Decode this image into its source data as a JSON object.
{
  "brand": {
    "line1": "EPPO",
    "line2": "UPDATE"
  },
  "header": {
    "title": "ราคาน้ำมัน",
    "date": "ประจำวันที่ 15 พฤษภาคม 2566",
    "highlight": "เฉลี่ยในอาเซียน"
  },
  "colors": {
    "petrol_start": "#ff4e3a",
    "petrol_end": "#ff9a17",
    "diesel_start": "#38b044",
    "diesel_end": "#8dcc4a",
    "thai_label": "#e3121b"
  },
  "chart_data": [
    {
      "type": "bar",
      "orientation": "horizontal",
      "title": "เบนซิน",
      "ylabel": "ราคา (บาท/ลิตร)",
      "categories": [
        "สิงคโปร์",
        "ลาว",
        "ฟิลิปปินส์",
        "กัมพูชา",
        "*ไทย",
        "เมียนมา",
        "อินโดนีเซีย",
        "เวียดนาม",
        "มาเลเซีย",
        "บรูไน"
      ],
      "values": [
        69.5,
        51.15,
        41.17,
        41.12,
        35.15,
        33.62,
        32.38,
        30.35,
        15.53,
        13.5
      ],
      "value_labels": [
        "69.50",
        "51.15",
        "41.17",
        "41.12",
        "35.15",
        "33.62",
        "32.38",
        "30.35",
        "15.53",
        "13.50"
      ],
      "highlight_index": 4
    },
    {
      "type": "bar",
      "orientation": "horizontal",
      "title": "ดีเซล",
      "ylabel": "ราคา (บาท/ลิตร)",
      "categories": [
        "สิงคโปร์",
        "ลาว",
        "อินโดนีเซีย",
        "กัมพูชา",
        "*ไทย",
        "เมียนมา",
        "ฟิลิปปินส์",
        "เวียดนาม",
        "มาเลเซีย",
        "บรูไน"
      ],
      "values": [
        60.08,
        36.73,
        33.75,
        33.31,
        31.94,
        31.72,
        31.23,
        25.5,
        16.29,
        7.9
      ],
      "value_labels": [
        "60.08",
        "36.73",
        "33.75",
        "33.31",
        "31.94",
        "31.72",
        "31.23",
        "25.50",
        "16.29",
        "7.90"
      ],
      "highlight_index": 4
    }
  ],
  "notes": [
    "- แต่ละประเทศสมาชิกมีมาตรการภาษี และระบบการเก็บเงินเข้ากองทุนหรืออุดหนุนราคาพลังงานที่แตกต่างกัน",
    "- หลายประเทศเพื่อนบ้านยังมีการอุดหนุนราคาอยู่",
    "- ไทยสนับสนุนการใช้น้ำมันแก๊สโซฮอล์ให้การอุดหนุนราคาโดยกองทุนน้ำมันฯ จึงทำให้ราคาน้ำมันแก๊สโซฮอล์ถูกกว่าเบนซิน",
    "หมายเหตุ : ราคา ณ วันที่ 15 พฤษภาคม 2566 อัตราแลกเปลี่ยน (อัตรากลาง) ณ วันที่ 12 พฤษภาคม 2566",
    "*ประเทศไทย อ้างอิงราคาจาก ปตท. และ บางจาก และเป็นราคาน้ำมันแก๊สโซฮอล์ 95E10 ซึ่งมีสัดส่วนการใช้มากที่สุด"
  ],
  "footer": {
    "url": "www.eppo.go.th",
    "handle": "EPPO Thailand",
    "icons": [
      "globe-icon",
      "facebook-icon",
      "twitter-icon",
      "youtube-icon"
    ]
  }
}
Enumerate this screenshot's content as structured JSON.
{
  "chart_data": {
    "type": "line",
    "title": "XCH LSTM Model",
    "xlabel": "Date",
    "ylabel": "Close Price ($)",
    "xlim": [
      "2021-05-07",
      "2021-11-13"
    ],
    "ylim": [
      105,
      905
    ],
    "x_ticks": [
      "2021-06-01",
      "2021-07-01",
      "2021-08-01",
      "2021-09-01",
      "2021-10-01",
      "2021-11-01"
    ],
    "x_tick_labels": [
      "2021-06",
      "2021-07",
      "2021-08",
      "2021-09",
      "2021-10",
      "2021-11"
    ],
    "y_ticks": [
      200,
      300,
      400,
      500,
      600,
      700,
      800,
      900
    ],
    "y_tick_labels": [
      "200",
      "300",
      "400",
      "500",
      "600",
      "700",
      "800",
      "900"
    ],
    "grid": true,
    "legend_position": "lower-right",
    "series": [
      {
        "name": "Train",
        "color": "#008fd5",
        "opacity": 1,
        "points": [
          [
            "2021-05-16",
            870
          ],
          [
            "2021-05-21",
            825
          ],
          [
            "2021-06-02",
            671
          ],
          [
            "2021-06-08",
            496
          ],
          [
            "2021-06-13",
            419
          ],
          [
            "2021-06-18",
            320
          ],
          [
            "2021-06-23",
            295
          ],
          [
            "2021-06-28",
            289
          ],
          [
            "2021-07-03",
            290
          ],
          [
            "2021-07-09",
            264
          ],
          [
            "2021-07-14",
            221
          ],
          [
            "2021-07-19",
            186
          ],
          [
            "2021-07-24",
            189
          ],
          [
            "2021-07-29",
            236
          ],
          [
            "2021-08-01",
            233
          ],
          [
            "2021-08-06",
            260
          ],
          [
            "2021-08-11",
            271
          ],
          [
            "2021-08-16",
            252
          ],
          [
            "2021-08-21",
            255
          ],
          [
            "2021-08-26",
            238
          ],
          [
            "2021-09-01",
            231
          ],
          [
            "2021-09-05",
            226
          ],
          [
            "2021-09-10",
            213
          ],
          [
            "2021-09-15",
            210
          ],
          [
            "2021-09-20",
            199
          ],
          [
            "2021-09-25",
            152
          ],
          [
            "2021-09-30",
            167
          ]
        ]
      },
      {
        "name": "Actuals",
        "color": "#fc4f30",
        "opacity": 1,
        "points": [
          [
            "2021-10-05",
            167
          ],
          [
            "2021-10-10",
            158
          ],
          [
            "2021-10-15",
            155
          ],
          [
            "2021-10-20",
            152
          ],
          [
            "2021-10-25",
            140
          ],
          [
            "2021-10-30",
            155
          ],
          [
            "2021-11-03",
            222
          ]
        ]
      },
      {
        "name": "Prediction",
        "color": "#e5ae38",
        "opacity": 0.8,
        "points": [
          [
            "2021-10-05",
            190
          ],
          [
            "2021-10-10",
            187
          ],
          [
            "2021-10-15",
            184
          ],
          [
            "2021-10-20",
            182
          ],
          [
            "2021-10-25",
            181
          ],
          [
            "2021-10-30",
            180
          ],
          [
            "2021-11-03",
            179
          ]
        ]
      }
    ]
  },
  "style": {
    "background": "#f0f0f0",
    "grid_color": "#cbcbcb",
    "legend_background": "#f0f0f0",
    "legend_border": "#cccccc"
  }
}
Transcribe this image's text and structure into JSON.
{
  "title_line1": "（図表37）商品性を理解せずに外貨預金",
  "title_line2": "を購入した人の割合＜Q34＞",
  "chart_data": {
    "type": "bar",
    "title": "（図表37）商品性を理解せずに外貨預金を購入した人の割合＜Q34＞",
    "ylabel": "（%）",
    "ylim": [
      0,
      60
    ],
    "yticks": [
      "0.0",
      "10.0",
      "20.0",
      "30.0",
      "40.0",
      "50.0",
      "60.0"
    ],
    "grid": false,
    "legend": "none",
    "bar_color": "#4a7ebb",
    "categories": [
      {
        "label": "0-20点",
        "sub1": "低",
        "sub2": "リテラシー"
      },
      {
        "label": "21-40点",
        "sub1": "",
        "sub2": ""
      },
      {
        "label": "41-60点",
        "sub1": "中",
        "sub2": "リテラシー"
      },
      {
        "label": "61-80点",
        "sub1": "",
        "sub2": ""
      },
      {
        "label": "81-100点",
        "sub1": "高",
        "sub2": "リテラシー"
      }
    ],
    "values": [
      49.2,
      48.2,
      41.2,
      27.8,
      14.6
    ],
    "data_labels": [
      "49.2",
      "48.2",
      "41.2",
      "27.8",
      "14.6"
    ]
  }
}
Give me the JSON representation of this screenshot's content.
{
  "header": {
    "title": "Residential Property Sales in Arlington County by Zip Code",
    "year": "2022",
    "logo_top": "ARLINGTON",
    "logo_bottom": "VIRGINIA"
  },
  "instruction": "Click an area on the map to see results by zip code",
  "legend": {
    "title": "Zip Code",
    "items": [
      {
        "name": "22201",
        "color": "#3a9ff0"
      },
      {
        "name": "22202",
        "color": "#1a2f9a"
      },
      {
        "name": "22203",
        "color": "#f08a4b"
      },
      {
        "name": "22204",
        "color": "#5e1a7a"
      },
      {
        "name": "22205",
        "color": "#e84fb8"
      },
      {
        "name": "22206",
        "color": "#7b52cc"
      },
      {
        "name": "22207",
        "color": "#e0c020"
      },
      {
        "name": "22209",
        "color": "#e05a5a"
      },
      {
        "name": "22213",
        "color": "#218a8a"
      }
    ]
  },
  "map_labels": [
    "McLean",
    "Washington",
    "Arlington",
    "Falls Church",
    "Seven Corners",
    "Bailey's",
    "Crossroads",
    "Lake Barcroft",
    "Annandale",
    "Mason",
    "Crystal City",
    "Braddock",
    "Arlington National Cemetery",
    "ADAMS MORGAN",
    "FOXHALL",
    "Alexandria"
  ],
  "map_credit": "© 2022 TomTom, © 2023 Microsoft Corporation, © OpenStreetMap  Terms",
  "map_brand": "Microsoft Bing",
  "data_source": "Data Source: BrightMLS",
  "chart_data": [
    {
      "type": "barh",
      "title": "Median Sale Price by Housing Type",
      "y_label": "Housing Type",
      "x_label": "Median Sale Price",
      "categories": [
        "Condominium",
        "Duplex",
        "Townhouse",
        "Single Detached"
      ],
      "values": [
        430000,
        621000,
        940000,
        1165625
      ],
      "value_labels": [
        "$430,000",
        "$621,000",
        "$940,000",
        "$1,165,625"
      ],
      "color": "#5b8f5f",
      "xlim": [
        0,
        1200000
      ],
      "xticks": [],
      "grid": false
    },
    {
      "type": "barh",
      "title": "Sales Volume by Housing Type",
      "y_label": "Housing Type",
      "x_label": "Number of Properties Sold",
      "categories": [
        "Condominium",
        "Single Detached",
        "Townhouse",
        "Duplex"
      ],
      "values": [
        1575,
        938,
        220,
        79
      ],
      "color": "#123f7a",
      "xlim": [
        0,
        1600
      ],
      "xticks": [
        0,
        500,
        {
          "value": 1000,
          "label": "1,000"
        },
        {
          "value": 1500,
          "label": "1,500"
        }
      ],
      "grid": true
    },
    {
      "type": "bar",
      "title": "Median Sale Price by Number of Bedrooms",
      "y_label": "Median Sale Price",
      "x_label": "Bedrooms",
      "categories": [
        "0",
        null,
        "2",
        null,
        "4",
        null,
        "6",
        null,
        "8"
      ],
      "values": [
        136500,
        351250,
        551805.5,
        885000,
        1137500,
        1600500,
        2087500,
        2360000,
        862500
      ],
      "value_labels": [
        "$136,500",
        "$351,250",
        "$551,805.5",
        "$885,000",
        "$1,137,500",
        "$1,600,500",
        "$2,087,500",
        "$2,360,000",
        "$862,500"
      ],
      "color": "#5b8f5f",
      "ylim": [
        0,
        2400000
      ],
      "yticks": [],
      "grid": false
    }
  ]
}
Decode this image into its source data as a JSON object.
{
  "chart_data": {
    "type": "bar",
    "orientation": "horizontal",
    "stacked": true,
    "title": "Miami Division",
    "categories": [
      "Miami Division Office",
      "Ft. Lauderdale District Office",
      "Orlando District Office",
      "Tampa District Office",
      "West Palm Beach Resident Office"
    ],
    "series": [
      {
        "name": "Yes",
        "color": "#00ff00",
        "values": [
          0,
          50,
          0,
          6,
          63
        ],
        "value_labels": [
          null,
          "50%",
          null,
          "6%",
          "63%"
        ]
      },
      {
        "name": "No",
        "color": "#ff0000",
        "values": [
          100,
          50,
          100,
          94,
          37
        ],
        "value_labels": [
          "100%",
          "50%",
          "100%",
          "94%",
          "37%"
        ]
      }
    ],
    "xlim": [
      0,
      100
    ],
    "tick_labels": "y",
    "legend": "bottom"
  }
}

# # # # #

Challenge
Review the material and copy each line in which the word "Office" appears.

Solution below
      "Miami Division Office",
      "Ft. Lauderdale District Office",
      "Orlando District Office",
      "Tampa District Office",
      "West Palm Beach Resident Office"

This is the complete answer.